## The request
Reproduce each line of the listing exactly.

## Data extract
* * * *
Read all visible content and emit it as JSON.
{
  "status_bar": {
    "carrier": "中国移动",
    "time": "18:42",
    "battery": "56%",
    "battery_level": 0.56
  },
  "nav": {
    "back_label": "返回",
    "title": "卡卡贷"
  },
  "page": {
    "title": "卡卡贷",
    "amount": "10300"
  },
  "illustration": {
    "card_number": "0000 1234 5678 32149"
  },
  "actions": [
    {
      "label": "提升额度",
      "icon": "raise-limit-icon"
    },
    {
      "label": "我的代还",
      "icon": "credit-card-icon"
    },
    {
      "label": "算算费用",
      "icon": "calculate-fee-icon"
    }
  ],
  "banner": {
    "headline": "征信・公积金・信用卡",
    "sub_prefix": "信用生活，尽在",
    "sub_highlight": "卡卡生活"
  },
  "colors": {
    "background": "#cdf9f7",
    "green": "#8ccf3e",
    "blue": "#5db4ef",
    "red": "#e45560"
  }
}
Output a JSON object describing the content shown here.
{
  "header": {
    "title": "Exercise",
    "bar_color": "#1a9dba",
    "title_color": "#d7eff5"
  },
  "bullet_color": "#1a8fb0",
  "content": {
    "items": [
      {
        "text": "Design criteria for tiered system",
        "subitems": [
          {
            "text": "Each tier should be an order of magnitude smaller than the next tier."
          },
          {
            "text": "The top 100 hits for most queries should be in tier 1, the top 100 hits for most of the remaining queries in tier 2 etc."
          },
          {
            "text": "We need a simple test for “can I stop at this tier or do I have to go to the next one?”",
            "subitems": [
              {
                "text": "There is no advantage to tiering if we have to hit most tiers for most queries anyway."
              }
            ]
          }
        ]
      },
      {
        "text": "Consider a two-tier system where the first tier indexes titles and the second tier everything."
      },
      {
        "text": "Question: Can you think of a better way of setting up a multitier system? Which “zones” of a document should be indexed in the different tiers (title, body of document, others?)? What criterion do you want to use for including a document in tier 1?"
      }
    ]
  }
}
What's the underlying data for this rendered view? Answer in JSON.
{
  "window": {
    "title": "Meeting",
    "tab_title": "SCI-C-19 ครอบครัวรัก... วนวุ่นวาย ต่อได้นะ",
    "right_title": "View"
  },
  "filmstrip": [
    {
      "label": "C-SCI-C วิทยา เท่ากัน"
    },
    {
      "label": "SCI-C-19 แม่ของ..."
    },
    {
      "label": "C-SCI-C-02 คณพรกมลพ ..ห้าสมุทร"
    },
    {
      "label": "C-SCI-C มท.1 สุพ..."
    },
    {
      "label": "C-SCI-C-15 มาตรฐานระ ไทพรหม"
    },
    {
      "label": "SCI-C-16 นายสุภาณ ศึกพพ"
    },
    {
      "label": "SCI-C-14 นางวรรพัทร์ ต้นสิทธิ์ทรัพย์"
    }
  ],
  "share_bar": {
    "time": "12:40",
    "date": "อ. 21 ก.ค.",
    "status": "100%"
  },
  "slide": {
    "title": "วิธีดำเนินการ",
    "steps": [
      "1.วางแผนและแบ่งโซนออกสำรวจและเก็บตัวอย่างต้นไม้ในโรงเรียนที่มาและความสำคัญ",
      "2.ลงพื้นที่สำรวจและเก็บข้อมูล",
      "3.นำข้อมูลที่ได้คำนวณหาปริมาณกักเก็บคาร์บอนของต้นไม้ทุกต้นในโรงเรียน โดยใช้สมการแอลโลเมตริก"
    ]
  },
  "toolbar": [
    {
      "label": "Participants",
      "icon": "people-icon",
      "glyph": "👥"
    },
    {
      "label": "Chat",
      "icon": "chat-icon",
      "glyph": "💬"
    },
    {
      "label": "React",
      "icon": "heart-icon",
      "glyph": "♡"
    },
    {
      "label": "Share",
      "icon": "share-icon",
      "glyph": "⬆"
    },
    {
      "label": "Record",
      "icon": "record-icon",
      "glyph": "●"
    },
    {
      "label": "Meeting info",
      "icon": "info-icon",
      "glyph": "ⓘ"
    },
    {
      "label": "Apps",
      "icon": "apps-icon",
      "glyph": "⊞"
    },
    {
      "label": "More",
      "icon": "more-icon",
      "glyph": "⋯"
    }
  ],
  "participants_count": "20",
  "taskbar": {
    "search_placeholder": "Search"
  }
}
* * * *
## Result below
Read all visible content and emit it as JSON.
{
  "status_bar": {
    "carrier": "中国移动",
    "time": "18:42",
    "battery": "56%",
    "battery_level": 0.56
  },
  "nav": {
    "back_label": "返回",
    "title": "卡卡贷"
  },
  "page": {
    "title": "卡卡贷",
    "amount": "10300"
  },
  "illustration": {
    "card_number": "0000 1234 5678 32149"
  },
  "actions": [
    {
      "label": "提升额度",
      "icon": "raise-limit-icon"
    },
    {
      "label": "我的代还",
      "icon": "credit-card-icon"
    },
    {
      "label": "算算费用",
      "icon": "calculate-fee-icon"
    }
  ],
  "banner": {
    "headline": "征信・公积金・信用卡",
    "sub_prefix": "信用生活，尽在",
    "sub_highlight": "卡卡生活"
  },
  "colors": {
    "background": "#cdf9f7",
    "green": "#8ccf3e",
    "blue": "#5db4ef",
    "red": "#e45560"
  }
}
Output a JSON object describing the content shown here.
{
  "header": {
    "title": "Exercise",
    "bar_color": "#1a9dba",
    "title_color": "#d7eff5"
  },
  "bullet_color": "#1a8fb0",
  "content": {
    "items": [
      {
        "text": "Design criteria for tiered system",
        "subitems": [
          {
            "text": "Each tier should be an order of magnitude smaller than the next tier."
          },
          {
            "text": "The top 100 hits for most queries should be in tier 1, the top 100 hits for most of the remaining queries in tier 2 etc."
          },
          {
            "text": "We need a simple test for “can I stop at this tier or do I have to go to the next one?”",
            "subitems": [
              {
                "text": "There is no advantage to tiering if we have to hit most tiers for most queries anyway."
              }
            ]
          }
        ]
      },
      {
        "text": "Consider a two-tier system where the first tier indexes titles and the second tier everything."
      },
      {
        "text": "Question: Can you think of a better way of setting up a multitier system? Which “zones” of a document should be indexed in the different tiers (title, body of document, others?)? What criterion do you want to use for including a document in tier 1?"
      }
    ]
  }
}
What's the underlying data for this rendered view? Answer in JSON.
{
  "window": {
    "title": "Meeting",
    "tab_title": "SCI-C-19 ครอบครัวรัก... วนวุ่นวาย ต่อได้นะ",
    "right_title": "View"
  },
  "filmstrip": [
    {
      "label": "C-SCI-C วิทยา เท่ากัน"
    },
    {
      "label": "SCI-C-19 แม่ของ..."
    },
    {
      "label": "C-SCI-C-02 คณพรกมลพ ..ห้าสมุทร"
    },
    {
      "label": "C-SCI-C มท.1 สุพ..."
    },
    {
      "label": "C-SCI-C-15 มาตรฐานระ ไทพรหม"
    },
    {
      "label": "SCI-C-16 นายสุภาณ ศึกพพ"
    },
    {
      "label": "SCI-C-14 นางวรรพัทร์ ต้นสิทธิ์ทรัพย์"
    }
  ],
  "share_bar": {
    "time": "12:40",
    "date": "อ. 21 ก.ค.",
    "status": "100%"
  },
  "slide": {
    "title": "วิธีดำเนินการ",
    "steps": [
      "1.วางแผนและแบ่งโซนออกสำรวจและเก็บตัวอย่างต้นไม้ในโรงเรียนที่มาและความสำคัญ",
      "2.ลงพื้นที่สำรวจและเก็บข้อมูล",
      "3.นำข้อมูลที่ได้คำนวณหาปริมาณกักเก็บคาร์บอนของต้นไม้ทุกต้นในโรงเรียน โดยใช้สมการแอลโลเมตริก"
    ]
  },
  "toolbar": [
    {
      "label": "Participants",
      "icon": "people-icon",
      "glyph": "👥"
    },
    {
      "label": "Chat",
      "icon": "chat-icon",
      "glyph": "💬"
    },
    {
      "label": "React",
      "icon": "heart-icon",
      "glyph": "♡"
    },
    {
      "label": "Share",
      "icon": "share-icon",
      "glyph": "⬆"
    },
    {
      "label": "Record",
      "icon": "record-icon",
      "glyph": "●"
    },
    {
      "label": "Meeting info",
      "icon": "info-icon",
      "glyph": "ⓘ"
    },
    {
      "label": "Apps",
      "icon": "apps-icon",
      "glyph": "⊞"
    },
    {
      "label": "More",
      "icon": "more-icon",
      "glyph": "⋯"
    }
  ],
  "participants_count": "20",
  "taskbar": {
    "search_placeholder": "Search"
  }
}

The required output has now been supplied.